[Labeled box records]
· · · · ·
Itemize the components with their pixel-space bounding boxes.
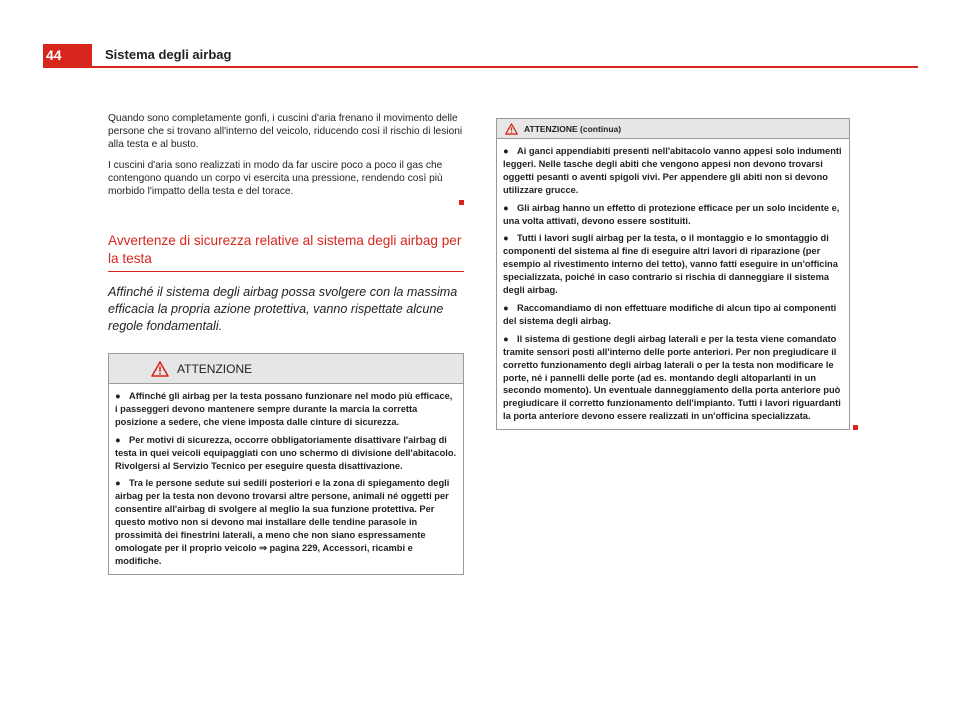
bullet: ● <box>115 434 121 445</box>
warning-item: ● Gli airbag hanno un effetto di protezione efficace per un solo incidente e, una volta attivati, devono essere sostituiti. <box>503 202 840 226</box>
warning-header <box>109 354 463 384</box>
warning-box-continued <box>496 118 850 430</box>
warning-header <box>497 119 849 139</box>
bullet: ● <box>503 333 509 344</box>
bullet: ● <box>115 478 121 489</box>
warning-title: ATTENZIONE <box>177 361 253 376</box>
warning-item: ● Tra le persone sedute sui sedili posteriori e la zona di spiegamento degli airbag per la testa non devono trovarsi altre persone, animali né oggetti per consentire all'airbag di svolgere al meglio la sua funzione protettiva. Per questo motivo non si devono mai installare delle tendine parasole in prossimità dei finestrini laterali, a meno che non siano espressamente omologate per il proprio veicolo ⇒ pagina 229, Accessori, ricambi e modifiche. <box>115 478 450 566</box>
warning-triangle-icon <box>151 361 169 377</box>
bullet: ● <box>503 302 509 313</box>
body-paragraph: I cuscini d'aria sono realizzati in modo da far uscire poco a poco il gas che contengono quando un corpo vi esercita una pressione, rendendo così più morbido l'impatto della testa e del torace. <box>108 160 443 197</box>
left-column <box>108 112 464 575</box>
subheading: Avvertenze di sicurezza relative al sistema degli airbag per la testa <box>108 232 464 272</box>
end-of-section-icon <box>459 200 464 205</box>
warning-item: ● Raccomandiamo di non effettuare modifiche di alcun tipo ai componenti del sistema degli airbag. <box>503 302 837 326</box>
warning-item: ● Per motivi di sicurezza, occorre obbligatoriamente disattivare l'airbag di testa in quei veicoli equipaggiati con uno schermo di divisione dell'abitacolo. Rivolgersi al Servizio Tecnico per eseguire questa disattivazione. <box>115 434 457 471</box>
warning-item: ● Tutti i lavori sugli airbag per la testa, o il montaggio e lo smontaggio di componenti del sistema al fine di eseguire altri lavori di riparazione (per esempio al rivestimento interno del tetto), vanno fatti eseguire in un'officina specializzata, poiché in caso contrario si rischia di danneggiare il sistema degli airbag. <box>503 233 838 296</box>
bullet: ● <box>503 202 509 213</box>
page-number: 44 <box>46 47 62 63</box>
warning-title: ATTENZIONE (continua) <box>524 123 622 134</box>
warning-triangle-icon <box>505 123 518 135</box>
page-header <box>43 44 918 68</box>
running-title: Sistema degli airbag <box>105 47 232 62</box>
warning-item: ● Il sistema di gestione degli airbag laterali e per la testa viene comandato tramite sensori posti all'interno delle porte anteriori. Per non pregiudicare il corretto funzionamento degli airbag laterali o per la testa non modificare le porte, né i pannelli delle porte (ad es. montando degli altoparlanti in un secondo momento). Un eventuale danneggiamento della porta anteriore può pregiudicare il corretto funzionamento dell'impianto. Tutti i lavori riguardanti la porta anteriore devono essere realizzati in un'officina specializzata. <box>503 333 841 422</box>
bullet: ● <box>503 233 509 244</box>
warning-box <box>108 353 464 575</box>
bullet: ● <box>503 146 509 156</box>
page-number-badge <box>43 44 92 66</box>
intro-paragraph: Affinché il sistema degli airbag possa svolgere con la massima efficacia la propria azione protettiva, vanno rispettate alcune regole fondamentali. <box>108 285 458 333</box>
right-column <box>496 118 850 430</box>
body-paragraph: Quando sono completamente gonfi, i cuscini d'aria frenano il movimento delle persone che si trovano all'interno del veicolo, riducendo così il rischio di lesioni alla testa e al busto. <box>108 113 463 150</box>
warning-item: ● Affinché gli airbag per la testa possano funzionare nel modo più efficace, i passeggeri devono mantenere sempre durante la marcia la corretta posizione a sedere, che viene imposta dalle cinture di sicurezza. <box>115 391 453 427</box>
end-of-section-icon <box>853 425 858 430</box>
bullet: ● <box>115 391 121 401</box>
warning-body <box>109 384 463 574</box>
warning-item: ● Ai ganci appendiabiti presenti nell'abitacolo vanno appesi solo indumenti leggeri. Nelle tasche degli abiti che vengono appesi non devono trovarsi oggetti pesanti o aventi spigoli vivi. Per appendere gli abiti non si devono utilizzare grucce. <box>503 146 842 195</box>
warning-body <box>497 139 849 429</box>
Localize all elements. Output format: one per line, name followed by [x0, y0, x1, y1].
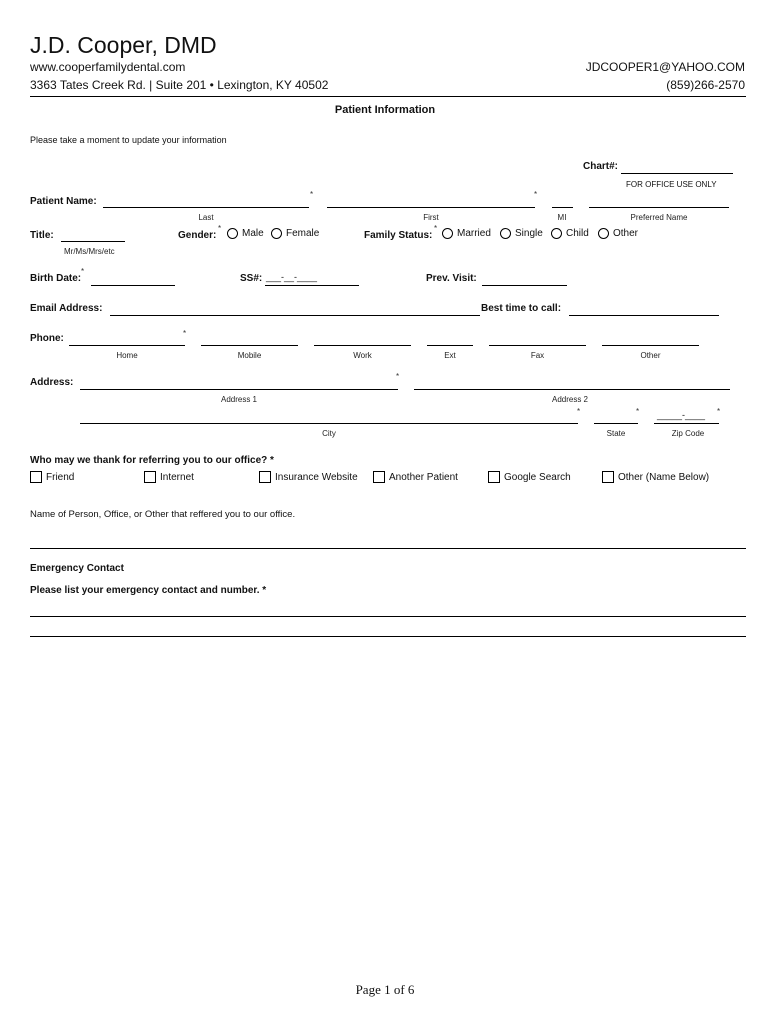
referral-patient-checkbox[interactable]: [373, 471, 385, 483]
mobile-caption: Mobile: [237, 351, 262, 360]
referral-google-checkbox[interactable]: [488, 471, 500, 483]
fax-field[interactable]: [489, 345, 586, 346]
ext-caption: Ext: [444, 351, 456, 360]
chart-number-field[interactable]: [621, 173, 733, 174]
phone-label: Phone:: [30, 333, 64, 344]
gender-male-label: Male: [242, 228, 264, 240]
referral-google-label: Google Search: [504, 472, 571, 483]
title-field[interactable]: [61, 241, 125, 242]
radio-icon[interactable]: [551, 228, 562, 239]
address1-caption: Address 1: [220, 395, 258, 404]
status-other-option[interactable]: [598, 228, 638, 239]
referral-name-field[interactable]: [30, 548, 746, 549]
required-mark: *: [534, 190, 538, 199]
best-time-label: Best time to call:: [481, 303, 562, 314]
prev-visit-label: Prev. Visit:: [426, 273, 477, 284]
status-single-label: Single: [515, 228, 543, 240]
home-phone-field[interactable]: [69, 345, 185, 346]
office-use-note: FOR OFFICE USE ONLY: [626, 180, 717, 189]
fax-caption: Fax: [530, 351, 545, 360]
ssn-field[interactable]: [265, 285, 359, 286]
referral-patient-label: Another Patient: [389, 472, 458, 483]
required-mark: *: [81, 267, 85, 276]
city-field[interactable]: [80, 423, 578, 424]
practice-title: J.D. Cooper, DMD: [30, 32, 217, 58]
emergency-heading: Emergency Contact: [30, 563, 124, 574]
emergency-field-line-1[interactable]: [30, 616, 746, 617]
section-title: Patient Information: [334, 104, 436, 116]
mi-caption: MI: [557, 213, 567, 222]
emergency-field-line-2[interactable]: [30, 636, 746, 637]
practice-address: 3363 Tates Creek Rd. | Suite 201 • Lexington, KY 40502: [30, 78, 329, 92]
intro-text: Please take a moment to update your information: [30, 135, 227, 145]
emergency-prompt: Please list your emergency contact and number. *: [30, 585, 267, 596]
status-child-option[interactable]: [551, 228, 589, 239]
address2-caption: Address 2: [551, 395, 589, 404]
patient-name-label: Patient Name:: [30, 196, 97, 207]
radio-icon[interactable]: [271, 228, 282, 239]
status-married-option[interactable]: [442, 228, 491, 239]
required-mark: *: [577, 407, 581, 416]
address1-field[interactable]: [80, 389, 398, 390]
preferred-name-field[interactable]: [589, 207, 729, 208]
state-field[interactable]: [594, 423, 638, 424]
radio-icon[interactable]: [227, 228, 238, 239]
chart-label: Chart#:: [583, 161, 619, 172]
required-mark: *: [396, 372, 400, 381]
last-caption: Last: [198, 213, 214, 222]
required-mark: *: [636, 407, 640, 416]
zip-caption: Zip Code: [671, 429, 705, 438]
gender-female-option[interactable]: [271, 228, 319, 239]
required-mark: *: [183, 329, 187, 338]
zip-mask: _____-____: [657, 410, 706, 420]
referral-name-prompt: Name of Person, Office, or Other that reffered you to our office.: [30, 509, 296, 520]
status-single-option[interactable]: [500, 228, 543, 239]
header-divider: [30, 96, 746, 97]
status-married-label: Married: [457, 228, 491, 240]
required-mark: *: [434, 224, 438, 233]
referral-friend-checkbox[interactable]: [30, 471, 42, 483]
required-mark: *: [717, 407, 721, 416]
title-caption: Mr/Ms/Mrs/etc: [64, 247, 115, 256]
status-other-label: Other: [613, 228, 639, 240]
status-child-label: Child: [566, 228, 589, 240]
radio-icon[interactable]: [598, 228, 609, 239]
first-name-field[interactable]: [327, 207, 535, 208]
family-status-label: Family Status:: [364, 230, 433, 241]
work-phone-field[interactable]: [314, 345, 411, 346]
referral-question: Who may we thank for referring you to our office? *: [30, 455, 274, 466]
radio-icon[interactable]: [500, 228, 511, 239]
ssn-label: SS#:: [240, 273, 263, 284]
radio-icon[interactable]: [442, 228, 453, 239]
referral-friend-label: Friend: [46, 472, 75, 483]
preferred-name-caption: Preferred Name: [630, 213, 688, 222]
referral-other-checkbox[interactable]: [602, 471, 614, 483]
mi-field[interactable]: [552, 207, 573, 208]
work-caption: Work: [353, 351, 372, 360]
referral-other-label: Other (Name Below): [618, 472, 710, 483]
last-name-field[interactable]: [103, 207, 309, 208]
other-phone-field[interactable]: [602, 345, 699, 346]
title-label: Title:: [30, 230, 54, 241]
address-label: Address:: [30, 377, 74, 388]
referral-internet-label: Internet: [160, 472, 194, 483]
state-caption: State: [606, 429, 626, 438]
referral-insurance-label: Insurance Website: [275, 472, 358, 483]
first-caption: First: [423, 213, 439, 222]
gender-label: Gender:: [178, 230, 217, 241]
email-label: Email Address:: [30, 303, 103, 314]
page-number: Page 1 of 6: [355, 982, 415, 997]
birth-date-field[interactable]: [91, 285, 175, 286]
referral-internet-checkbox[interactable]: [144, 471, 156, 483]
required-mark: *: [218, 224, 222, 233]
prev-visit-field[interactable]: [482, 285, 567, 286]
birth-date-label: Birth Date:: [30, 273, 82, 284]
website-link[interactable]: www.cooperfamilydental.com: [30, 60, 186, 74]
ssn-mask: ___-__-____: [266, 272, 318, 282]
address2-field[interactable]: [414, 389, 730, 390]
city-caption: City: [322, 429, 336, 438]
home-caption: Home: [116, 351, 138, 360]
ext-field[interactable]: [427, 345, 473, 346]
best-time-field[interactable]: [569, 315, 719, 316]
referral-insurance-checkbox[interactable]: [259, 471, 271, 483]
practice-phone: (859)266-2570: [666, 78, 745, 92]
required-mark: *: [310, 190, 314, 199]
practice-email[interactable]: JDCOOPER1@YAHOO.COM: [585, 60, 745, 74]
mobile-phone-field[interactable]: [201, 345, 298, 346]
email-field[interactable]: [110, 315, 480, 316]
gender-male-option[interactable]: [227, 228, 264, 239]
gender-female-label: Female: [286, 228, 320, 240]
other-caption: Other: [640, 351, 661, 360]
zip-field[interactable]: [654, 423, 719, 424]
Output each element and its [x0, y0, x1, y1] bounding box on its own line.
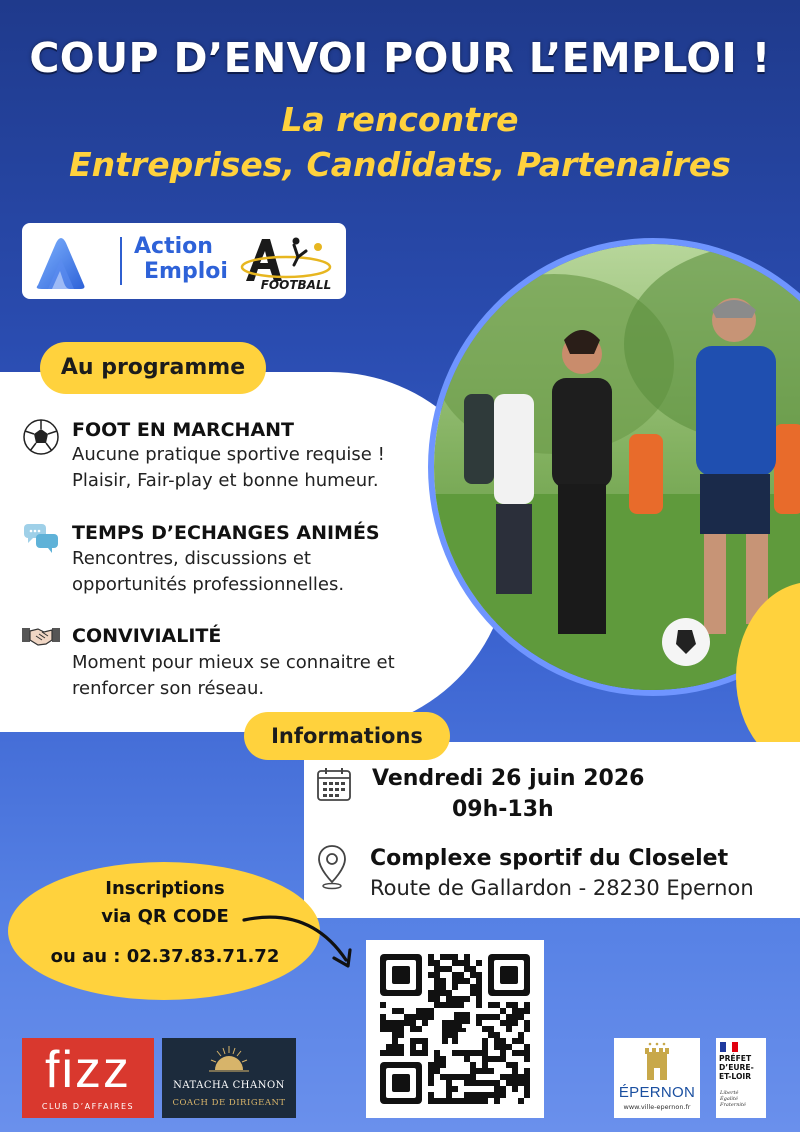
· · · · ·
#### [Written instruction]
Reproduce the lines of the records above verbatim, starting at the line that contains "referral-patient-checkbox[interactable]: [373, 471, 385, 483]" and ending at the line that contains "intro-text: Please take", both included.

#### [Output of the exercise]
referral-patient-checkbox[interactable]: [373, 471, 385, 483]
mobile-caption: Mobile: [237, 351, 262, 360]
referral-google-checkbox[interactable]: [488, 471, 500, 483]
fax-field[interactable]: [489, 345, 586, 346]
ext-caption: Ext: [444, 351, 456, 360]
chart-number-field[interactable]: [621, 173, 733, 174]
phone-label: Phone:: [30, 333, 64, 344]
gender-male-label: Male: [242, 228, 264, 240]
referral-google-label: Google Search: [504, 472, 571, 483]
title-field[interactable]: [61, 241, 125, 242]
radio-icon[interactable]: [551, 228, 562, 239]
address1-caption: Address 1: [220, 395, 258, 404]
status-other-option[interactable]: [598, 228, 638, 239]
referral-name-field[interactable]: [30, 548, 746, 549]
required-mark: *: [534, 190, 538, 199]
best-time-label: Best time to call:: [481, 303, 562, 314]
prev-visit-label: Prev. Visit:: [426, 273, 477, 284]
status-single-label: Single: [515, 228, 543, 240]
home-phone-field[interactable]: [69, 345, 185, 346]
office-use-note: FOR OFFICE USE ONLY: [626, 180, 717, 189]
fax-caption: Fax: [530, 351, 545, 360]
ssn-field[interactable]: [265, 285, 359, 286]
referral-patient-label: Another Patient: [389, 472, 458, 483]
required-mark: *: [81, 267, 85, 276]
city-field[interactable]: [80, 423, 578, 424]
practice-title: J.D. Cooper, DMD: [30, 32, 217, 58]
emergency-heading: Emergency Contact: [30, 563, 124, 574]
emergency-field-line-1[interactable]: [30, 616, 746, 617]
section-title: Patient Information: [334, 104, 436, 116]
mi-caption: MI: [557, 213, 567, 222]
emergency-field-line-2[interactable]: [30, 636, 746, 637]
practice-address: 3363 Tates Creek Rd. | Suite 201 • Lexington, KY 40502: [30, 78, 329, 92]
intro-text: Please take a moment to update your information: [30, 135, 227, 145]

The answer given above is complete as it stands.